§ The task: Find every line in the records below that holds the word "true", and copy it out.
________________
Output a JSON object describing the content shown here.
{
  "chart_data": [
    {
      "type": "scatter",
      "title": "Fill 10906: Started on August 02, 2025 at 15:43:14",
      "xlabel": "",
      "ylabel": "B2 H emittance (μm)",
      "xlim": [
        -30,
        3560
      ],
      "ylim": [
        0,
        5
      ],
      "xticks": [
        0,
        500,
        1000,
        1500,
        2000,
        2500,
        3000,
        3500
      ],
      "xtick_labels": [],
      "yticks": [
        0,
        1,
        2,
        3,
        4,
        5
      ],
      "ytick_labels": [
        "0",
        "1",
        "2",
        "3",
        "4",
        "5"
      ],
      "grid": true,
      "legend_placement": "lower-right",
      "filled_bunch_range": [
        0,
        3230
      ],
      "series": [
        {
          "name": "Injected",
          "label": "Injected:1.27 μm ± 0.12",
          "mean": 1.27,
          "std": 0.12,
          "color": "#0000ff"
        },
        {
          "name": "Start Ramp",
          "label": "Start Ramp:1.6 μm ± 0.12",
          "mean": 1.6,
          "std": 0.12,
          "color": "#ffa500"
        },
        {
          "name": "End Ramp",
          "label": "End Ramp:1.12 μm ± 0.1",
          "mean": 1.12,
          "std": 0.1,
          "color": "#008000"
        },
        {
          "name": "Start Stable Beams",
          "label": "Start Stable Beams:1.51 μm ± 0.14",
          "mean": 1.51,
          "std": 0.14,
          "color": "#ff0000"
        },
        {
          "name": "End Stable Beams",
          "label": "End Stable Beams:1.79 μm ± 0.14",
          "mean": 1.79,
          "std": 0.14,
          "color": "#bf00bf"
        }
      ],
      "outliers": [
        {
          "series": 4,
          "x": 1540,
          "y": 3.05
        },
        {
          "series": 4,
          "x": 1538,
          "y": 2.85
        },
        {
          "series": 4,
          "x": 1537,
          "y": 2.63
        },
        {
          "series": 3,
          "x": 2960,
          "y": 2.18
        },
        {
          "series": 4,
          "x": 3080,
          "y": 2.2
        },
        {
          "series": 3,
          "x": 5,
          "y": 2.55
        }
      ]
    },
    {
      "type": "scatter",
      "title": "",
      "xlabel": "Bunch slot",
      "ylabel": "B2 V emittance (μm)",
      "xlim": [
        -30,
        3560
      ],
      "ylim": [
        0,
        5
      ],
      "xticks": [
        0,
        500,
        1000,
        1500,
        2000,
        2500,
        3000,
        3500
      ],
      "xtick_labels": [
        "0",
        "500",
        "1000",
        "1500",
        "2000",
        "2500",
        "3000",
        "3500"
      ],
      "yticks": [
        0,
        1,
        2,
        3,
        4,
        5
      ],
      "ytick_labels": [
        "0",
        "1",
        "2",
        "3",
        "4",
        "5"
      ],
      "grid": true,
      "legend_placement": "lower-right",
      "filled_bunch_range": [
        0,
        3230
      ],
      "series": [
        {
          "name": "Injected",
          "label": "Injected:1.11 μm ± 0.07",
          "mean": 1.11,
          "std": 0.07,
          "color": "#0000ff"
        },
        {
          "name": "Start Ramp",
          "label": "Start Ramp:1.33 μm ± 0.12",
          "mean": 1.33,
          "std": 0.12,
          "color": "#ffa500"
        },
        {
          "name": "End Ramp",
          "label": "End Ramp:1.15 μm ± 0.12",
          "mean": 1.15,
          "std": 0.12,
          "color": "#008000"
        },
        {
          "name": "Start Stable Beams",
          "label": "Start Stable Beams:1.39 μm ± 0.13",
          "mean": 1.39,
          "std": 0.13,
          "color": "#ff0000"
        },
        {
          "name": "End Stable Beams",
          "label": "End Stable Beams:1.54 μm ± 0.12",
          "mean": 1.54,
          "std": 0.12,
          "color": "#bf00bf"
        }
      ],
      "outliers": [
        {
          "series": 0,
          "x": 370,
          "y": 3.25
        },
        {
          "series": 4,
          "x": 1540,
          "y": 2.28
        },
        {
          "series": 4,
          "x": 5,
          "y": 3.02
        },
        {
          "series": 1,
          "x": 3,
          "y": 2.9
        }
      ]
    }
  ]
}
________________
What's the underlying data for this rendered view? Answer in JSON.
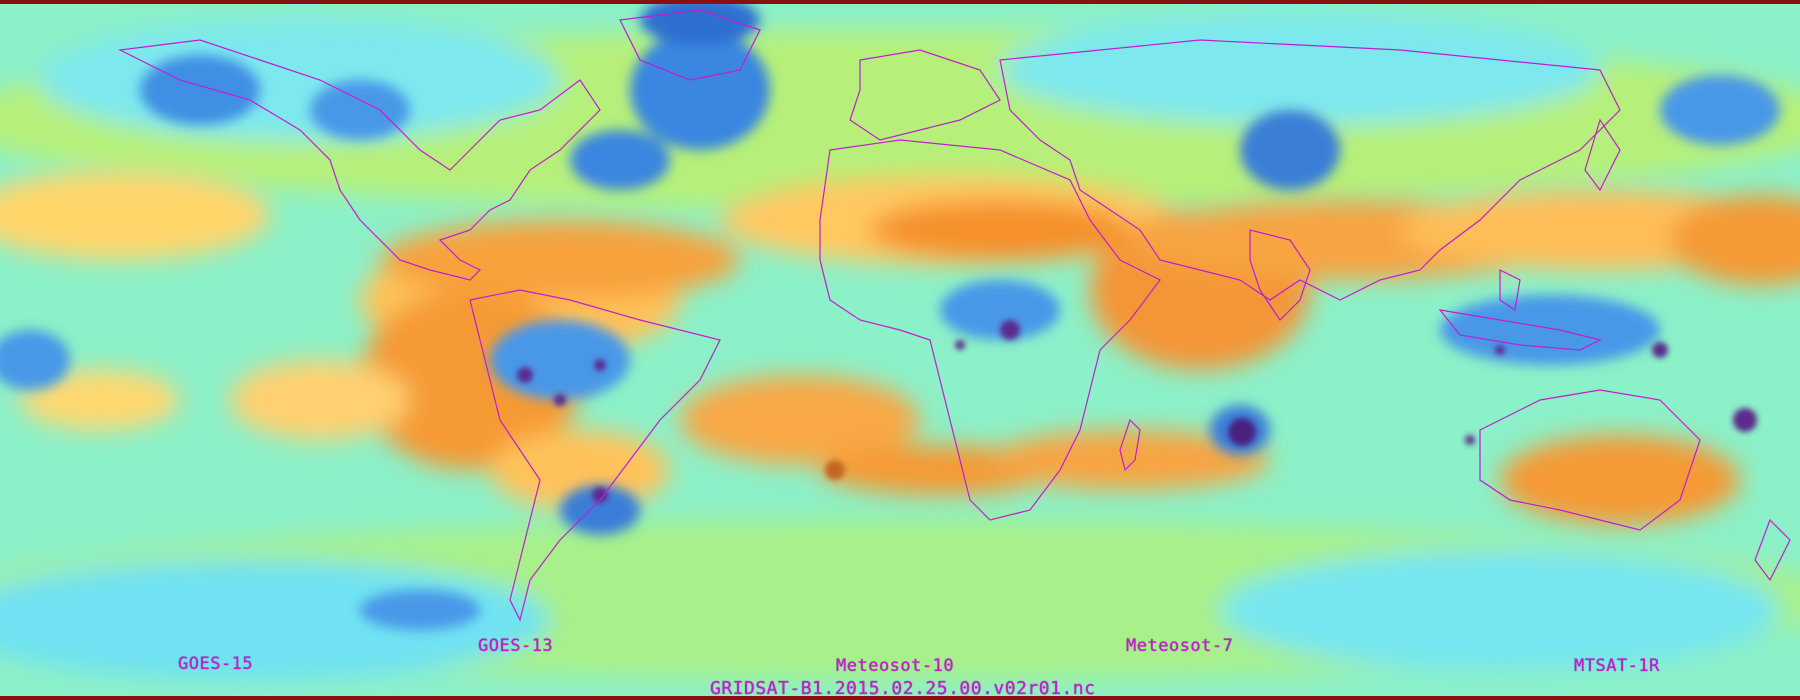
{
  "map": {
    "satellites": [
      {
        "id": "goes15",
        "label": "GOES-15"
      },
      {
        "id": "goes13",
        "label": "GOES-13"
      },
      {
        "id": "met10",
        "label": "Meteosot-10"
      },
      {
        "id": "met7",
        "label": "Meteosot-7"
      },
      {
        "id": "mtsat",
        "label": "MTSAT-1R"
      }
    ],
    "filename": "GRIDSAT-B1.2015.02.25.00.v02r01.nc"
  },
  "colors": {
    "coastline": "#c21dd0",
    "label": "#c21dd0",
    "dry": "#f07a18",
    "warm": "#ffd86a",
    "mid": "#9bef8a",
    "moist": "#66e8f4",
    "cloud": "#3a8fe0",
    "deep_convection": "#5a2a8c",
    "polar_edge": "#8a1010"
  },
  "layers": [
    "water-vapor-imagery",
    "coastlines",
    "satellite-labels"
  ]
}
________________
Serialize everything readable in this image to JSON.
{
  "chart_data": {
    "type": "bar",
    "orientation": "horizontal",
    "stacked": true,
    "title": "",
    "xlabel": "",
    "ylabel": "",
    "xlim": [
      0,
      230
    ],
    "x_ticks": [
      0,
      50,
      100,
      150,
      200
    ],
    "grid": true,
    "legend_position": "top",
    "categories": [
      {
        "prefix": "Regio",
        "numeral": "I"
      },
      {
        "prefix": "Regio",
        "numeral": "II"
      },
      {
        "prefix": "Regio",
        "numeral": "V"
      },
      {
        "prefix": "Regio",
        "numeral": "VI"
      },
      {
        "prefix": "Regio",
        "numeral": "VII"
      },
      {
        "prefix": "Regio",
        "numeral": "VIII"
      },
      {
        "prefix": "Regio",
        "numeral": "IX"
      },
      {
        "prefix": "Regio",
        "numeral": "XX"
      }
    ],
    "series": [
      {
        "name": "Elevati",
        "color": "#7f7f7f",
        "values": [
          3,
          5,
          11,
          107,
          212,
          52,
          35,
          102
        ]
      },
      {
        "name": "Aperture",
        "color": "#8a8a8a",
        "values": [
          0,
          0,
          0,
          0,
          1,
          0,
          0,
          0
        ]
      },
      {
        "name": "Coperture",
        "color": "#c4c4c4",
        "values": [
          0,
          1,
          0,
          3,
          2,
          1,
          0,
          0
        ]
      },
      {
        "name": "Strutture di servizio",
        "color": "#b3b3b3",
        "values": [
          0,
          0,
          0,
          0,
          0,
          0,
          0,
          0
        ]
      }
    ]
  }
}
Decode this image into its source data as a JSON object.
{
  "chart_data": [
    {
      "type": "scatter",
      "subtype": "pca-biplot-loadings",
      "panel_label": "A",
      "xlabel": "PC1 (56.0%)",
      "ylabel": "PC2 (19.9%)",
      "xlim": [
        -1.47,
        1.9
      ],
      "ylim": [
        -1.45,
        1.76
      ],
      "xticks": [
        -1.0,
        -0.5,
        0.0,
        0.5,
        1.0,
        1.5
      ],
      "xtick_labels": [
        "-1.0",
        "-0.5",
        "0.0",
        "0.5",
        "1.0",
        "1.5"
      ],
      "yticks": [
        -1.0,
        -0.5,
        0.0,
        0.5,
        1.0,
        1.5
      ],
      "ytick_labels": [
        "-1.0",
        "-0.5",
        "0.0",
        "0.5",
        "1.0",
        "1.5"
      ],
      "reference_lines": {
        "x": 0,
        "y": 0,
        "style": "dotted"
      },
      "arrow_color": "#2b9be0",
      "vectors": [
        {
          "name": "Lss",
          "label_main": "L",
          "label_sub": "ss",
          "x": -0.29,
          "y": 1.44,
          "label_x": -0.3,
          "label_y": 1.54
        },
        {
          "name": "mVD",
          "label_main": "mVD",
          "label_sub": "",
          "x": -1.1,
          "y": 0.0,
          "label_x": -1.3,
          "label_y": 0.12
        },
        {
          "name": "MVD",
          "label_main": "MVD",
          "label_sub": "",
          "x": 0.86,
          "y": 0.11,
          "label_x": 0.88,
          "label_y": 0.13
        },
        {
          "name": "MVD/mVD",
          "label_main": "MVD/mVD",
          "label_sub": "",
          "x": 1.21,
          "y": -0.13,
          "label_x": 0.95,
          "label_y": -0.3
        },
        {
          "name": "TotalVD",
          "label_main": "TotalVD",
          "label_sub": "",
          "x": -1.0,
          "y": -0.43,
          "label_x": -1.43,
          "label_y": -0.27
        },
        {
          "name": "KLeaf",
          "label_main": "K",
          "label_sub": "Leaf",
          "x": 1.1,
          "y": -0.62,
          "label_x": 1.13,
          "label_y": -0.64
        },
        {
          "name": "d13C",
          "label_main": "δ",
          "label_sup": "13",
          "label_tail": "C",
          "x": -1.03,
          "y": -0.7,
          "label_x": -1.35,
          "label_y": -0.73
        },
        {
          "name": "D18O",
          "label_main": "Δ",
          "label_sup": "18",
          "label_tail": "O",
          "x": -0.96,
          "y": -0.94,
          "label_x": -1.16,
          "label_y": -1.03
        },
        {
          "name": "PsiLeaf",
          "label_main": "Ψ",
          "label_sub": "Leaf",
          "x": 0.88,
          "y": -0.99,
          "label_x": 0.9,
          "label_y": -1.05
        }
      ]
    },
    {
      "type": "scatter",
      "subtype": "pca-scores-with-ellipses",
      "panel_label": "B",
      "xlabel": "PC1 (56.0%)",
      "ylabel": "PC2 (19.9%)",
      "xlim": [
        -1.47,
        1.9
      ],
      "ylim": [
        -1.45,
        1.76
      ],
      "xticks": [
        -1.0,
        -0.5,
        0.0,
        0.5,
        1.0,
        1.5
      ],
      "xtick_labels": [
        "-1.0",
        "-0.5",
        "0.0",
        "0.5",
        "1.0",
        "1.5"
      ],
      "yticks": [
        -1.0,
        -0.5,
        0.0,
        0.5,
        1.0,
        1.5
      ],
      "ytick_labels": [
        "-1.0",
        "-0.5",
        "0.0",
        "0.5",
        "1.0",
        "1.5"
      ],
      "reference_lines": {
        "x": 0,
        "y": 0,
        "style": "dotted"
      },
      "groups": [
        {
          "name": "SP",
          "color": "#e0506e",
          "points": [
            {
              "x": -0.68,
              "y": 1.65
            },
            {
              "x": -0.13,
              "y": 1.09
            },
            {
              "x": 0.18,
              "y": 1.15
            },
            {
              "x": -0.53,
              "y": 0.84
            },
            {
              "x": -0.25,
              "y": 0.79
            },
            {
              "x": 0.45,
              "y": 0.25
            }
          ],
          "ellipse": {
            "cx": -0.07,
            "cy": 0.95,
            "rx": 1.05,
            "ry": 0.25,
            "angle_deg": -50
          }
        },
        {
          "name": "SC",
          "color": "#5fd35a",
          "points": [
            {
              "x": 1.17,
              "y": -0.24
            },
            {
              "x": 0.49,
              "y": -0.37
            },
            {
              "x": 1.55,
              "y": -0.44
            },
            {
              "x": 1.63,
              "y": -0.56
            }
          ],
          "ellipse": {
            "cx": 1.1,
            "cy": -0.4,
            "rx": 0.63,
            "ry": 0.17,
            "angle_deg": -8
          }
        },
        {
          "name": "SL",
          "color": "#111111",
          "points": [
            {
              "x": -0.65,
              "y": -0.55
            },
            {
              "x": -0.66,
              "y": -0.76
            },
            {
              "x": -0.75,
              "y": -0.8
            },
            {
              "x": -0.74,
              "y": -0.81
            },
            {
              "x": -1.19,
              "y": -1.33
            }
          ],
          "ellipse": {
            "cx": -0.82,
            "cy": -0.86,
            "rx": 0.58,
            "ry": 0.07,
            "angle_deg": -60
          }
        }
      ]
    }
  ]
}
________________
§ The solution:
      "grid": true,
      "grid": true,
    "stacked": true,
    "grid": true,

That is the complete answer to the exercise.